Task objective: Pull out every line in the items below that contains the string "labels", and copy each one in full.

◇ ◇ ◇ ◇ ◇

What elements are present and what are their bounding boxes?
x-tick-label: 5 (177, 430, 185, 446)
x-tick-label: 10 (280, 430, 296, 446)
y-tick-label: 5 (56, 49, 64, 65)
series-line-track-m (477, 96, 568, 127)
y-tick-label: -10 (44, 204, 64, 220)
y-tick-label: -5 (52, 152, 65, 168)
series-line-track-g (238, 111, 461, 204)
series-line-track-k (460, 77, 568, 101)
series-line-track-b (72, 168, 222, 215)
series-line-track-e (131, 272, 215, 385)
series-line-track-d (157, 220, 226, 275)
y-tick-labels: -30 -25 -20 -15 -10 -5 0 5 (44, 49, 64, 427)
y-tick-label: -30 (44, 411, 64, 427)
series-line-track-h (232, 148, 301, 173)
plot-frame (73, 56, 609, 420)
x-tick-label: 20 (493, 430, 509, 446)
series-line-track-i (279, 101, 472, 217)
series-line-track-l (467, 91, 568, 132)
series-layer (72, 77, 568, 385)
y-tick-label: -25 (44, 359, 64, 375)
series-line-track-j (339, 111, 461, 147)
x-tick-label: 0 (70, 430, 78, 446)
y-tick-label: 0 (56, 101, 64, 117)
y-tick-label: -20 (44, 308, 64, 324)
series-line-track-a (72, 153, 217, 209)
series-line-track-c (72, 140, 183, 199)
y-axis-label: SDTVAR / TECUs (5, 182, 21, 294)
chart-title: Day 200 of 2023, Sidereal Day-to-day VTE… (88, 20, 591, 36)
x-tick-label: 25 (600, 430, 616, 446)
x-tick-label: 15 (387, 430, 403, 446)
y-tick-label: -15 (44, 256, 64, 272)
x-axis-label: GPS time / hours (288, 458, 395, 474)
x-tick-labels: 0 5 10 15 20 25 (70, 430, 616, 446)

◇ ◇ ◇ ◇ ◇

Output of the exercise:
y-tick-labels: -30 -25 -20 -15 -10 -5 0 5 (44, 49, 64, 427)
x-tick-labels: 0 5 10 15 20 25 (70, 430, 616, 446)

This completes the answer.